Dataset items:
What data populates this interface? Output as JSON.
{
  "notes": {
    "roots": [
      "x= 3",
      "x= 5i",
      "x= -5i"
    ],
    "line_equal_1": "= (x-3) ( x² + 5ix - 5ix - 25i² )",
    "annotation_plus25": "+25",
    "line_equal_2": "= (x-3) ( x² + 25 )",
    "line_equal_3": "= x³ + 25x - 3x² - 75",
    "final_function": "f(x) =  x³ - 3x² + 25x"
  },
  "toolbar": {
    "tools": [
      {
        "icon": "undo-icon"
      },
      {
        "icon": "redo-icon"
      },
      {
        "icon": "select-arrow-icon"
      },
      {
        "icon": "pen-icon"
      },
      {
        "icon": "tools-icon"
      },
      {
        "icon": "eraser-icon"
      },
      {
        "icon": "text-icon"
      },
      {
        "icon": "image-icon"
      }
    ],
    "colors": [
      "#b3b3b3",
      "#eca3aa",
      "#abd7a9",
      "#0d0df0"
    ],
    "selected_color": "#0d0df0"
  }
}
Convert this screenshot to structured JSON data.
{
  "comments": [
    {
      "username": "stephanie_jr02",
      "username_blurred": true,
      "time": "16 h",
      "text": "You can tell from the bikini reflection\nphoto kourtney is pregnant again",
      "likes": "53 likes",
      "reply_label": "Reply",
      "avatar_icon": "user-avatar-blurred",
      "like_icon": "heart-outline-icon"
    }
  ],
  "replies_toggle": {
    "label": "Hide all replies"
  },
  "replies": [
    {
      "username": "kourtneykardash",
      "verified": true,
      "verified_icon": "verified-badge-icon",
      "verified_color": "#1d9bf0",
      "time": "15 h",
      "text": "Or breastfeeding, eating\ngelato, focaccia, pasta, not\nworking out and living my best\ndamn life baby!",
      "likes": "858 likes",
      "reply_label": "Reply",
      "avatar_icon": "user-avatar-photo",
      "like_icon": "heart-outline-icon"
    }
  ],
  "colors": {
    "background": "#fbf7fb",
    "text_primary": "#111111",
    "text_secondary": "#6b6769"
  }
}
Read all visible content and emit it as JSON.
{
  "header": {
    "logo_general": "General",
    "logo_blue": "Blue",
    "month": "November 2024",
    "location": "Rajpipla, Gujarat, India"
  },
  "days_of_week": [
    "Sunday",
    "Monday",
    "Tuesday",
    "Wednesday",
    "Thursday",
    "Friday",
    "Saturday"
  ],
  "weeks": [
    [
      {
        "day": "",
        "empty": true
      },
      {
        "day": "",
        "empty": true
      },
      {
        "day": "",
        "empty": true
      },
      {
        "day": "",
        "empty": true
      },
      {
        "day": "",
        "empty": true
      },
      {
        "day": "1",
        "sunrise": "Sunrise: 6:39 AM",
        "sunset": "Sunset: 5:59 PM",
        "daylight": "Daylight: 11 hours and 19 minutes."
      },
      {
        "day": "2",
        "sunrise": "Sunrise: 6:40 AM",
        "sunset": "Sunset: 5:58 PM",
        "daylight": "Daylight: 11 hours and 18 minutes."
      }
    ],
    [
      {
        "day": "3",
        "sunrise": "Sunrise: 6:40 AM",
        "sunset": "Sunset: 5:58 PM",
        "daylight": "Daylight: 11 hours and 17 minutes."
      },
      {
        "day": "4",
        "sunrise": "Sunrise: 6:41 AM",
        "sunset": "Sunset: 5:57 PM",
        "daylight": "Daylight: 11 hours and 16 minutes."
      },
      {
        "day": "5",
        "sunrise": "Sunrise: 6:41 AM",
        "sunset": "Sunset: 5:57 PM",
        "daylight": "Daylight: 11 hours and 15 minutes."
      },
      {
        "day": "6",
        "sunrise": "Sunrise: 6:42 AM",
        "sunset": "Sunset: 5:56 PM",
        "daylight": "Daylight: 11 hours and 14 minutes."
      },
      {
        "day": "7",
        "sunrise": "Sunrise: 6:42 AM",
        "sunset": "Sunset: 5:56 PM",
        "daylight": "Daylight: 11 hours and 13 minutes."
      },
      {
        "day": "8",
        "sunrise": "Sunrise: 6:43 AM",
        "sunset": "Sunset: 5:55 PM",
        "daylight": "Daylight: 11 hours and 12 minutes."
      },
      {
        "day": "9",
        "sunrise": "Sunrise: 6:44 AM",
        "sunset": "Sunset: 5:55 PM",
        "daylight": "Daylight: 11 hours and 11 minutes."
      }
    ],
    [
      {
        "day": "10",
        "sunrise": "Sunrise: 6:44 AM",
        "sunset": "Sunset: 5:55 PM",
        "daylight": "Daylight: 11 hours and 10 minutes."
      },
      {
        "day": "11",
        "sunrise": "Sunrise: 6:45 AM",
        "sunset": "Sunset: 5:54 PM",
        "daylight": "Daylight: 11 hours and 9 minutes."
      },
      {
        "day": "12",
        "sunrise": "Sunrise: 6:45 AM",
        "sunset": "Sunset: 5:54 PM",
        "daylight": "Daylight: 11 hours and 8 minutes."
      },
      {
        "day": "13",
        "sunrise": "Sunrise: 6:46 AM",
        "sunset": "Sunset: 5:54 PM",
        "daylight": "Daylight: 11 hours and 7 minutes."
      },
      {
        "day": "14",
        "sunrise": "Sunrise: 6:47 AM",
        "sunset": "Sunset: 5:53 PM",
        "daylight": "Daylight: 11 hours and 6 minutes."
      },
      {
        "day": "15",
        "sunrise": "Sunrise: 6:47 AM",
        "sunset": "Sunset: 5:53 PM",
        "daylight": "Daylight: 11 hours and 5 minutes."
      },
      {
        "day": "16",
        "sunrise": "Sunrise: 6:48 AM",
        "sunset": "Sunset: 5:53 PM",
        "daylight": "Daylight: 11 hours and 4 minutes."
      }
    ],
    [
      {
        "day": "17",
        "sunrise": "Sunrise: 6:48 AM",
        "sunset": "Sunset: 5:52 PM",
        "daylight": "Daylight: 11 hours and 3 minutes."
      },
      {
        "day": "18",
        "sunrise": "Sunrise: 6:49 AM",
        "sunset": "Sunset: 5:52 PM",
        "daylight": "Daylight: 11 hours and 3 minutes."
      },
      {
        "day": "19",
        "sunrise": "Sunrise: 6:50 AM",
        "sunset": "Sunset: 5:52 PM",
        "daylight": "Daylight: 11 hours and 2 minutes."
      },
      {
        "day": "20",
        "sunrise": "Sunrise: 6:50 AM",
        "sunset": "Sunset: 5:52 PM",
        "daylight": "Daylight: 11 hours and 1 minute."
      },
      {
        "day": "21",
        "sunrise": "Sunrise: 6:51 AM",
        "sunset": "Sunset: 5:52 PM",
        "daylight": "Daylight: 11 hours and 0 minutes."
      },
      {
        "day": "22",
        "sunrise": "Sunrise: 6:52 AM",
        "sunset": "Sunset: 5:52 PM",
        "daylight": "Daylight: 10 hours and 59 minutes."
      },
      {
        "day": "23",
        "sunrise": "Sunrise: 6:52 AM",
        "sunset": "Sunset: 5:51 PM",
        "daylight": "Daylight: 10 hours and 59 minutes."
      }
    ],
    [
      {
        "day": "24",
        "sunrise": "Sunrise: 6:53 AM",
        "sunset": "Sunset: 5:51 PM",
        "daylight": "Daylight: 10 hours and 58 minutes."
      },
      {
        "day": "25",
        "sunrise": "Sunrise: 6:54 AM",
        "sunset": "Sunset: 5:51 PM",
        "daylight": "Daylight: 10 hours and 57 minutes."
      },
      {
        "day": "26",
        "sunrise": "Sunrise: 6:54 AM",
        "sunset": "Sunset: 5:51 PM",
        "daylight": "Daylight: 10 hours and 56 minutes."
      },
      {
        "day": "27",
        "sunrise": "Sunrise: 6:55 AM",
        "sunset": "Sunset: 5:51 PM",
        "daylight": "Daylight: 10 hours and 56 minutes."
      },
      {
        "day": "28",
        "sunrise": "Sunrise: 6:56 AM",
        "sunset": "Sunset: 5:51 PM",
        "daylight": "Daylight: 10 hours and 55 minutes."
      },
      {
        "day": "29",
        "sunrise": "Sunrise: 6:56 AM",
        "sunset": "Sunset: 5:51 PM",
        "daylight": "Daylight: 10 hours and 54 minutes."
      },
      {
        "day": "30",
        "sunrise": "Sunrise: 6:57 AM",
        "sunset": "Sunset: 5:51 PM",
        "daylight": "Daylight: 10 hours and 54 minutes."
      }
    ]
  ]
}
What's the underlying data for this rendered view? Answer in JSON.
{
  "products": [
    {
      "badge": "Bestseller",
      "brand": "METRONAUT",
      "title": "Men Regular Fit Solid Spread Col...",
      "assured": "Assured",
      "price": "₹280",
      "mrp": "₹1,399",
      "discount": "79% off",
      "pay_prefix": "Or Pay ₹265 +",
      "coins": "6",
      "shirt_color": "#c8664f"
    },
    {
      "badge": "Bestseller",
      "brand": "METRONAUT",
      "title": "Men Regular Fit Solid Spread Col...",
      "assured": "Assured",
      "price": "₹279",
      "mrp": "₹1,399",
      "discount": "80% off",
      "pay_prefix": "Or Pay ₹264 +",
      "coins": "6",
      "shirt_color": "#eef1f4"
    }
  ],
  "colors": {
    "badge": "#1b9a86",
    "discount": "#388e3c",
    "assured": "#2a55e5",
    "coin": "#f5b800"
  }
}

Problem to work on
Look for the word "What" and return every line where it occurs.

Solution for this exercise
What data populates this interface? Output as JSON.
What's the underlying data for this rendered view? Answer in JSON.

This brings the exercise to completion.